## Exercise goal
Bring together all lines of the material below that contain the string "color".

## Input records
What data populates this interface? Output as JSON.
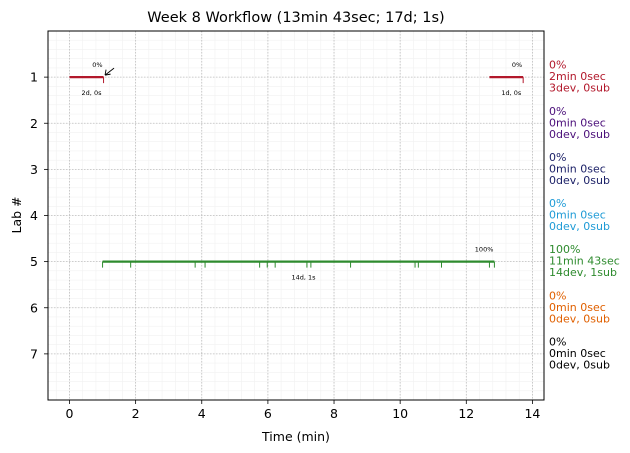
{
  "chart_data": {
    "type": "timeline",
    "title": "Week 8 Workflow (13min 43sec; 17d; 1s)",
    "xlabel": "Time (min)",
    "ylabel": "Lab #",
    "xlim": [
      -0.65,
      14.35
    ],
    "ylim": [
      8,
      0
    ],
    "xticks": [
      0,
      2,
      4,
      6,
      8,
      10,
      12,
      14
    ],
    "yticks": [
      1,
      2,
      3,
      4,
      5,
      6,
      7
    ],
    "grid": true,
    "lanes": [
      {
        "lab": 1,
        "color": "#b2182b",
        "segments": [
          {
            "start": 0.0,
            "end": 1.03,
            "pct": "0%",
            "label": "2d, 0s",
            "arrow": true
          },
          {
            "start": 12.7,
            "end": 13.72,
            "pct": "0%",
            "label": "1d, 0s",
            "arrow": false
          }
        ],
        "marks": [
          1.03,
          13.72
        ],
        "summary": [
          "0%",
          "2min 0sec",
          "3dev, 0sub"
        ]
      },
      {
        "lab": 2,
        "color": "#4b0f7a",
        "segments": [],
        "marks": [],
        "summary": [
          "0%",
          "0min 0sec",
          "0dev, 0sub"
        ]
      },
      {
        "lab": 3,
        "color": "#1a1f66",
        "segments": [],
        "marks": [],
        "summary": [
          "0%",
          "0min 0sec",
          "0dev, 0sub"
        ]
      },
      {
        "lab": 4,
        "color": "#1f9bd6",
        "segments": [],
        "marks": [],
        "summary": [
          "0%",
          "0min 0sec",
          "0dev, 0sub"
        ]
      },
      {
        "lab": 5,
        "color": "#2e8b2e",
        "segments": [
          {
            "start": 1.0,
            "end": 12.85,
            "pct": "100%",
            "label": "14d, 1s",
            "arrow": false
          }
        ],
        "marks": [
          1.0,
          1.85,
          3.8,
          4.1,
          5.75,
          5.98,
          6.22,
          7.18,
          7.3,
          8.5,
          10.45,
          10.55,
          11.25,
          12.7,
          12.85
        ],
        "summary": [
          "100%",
          "11min 43sec",
          "14dev, 1sub"
        ]
      },
      {
        "lab": 6,
        "color": "#e06000",
        "segments": [],
        "marks": [],
        "summary": [
          "0%",
          "0min 0sec",
          "0dev, 0sub"
        ]
      },
      {
        "lab": 7,
        "color": "#000000",
        "segments": [],
        "marks": [],
        "summary": [
          "0%",
          "0min 0sec",
          "0dev, 0sub"
        ]
      }
    ]
  }
}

## Task solution
        "color": "#b2182b",
        "color": "#4b0f7a",
        "color": "#1a1f66",
        "color": "#1f9bd6",
        "color": "#2e8b2e",
        "color": "#e06000",
        "color": "#000000",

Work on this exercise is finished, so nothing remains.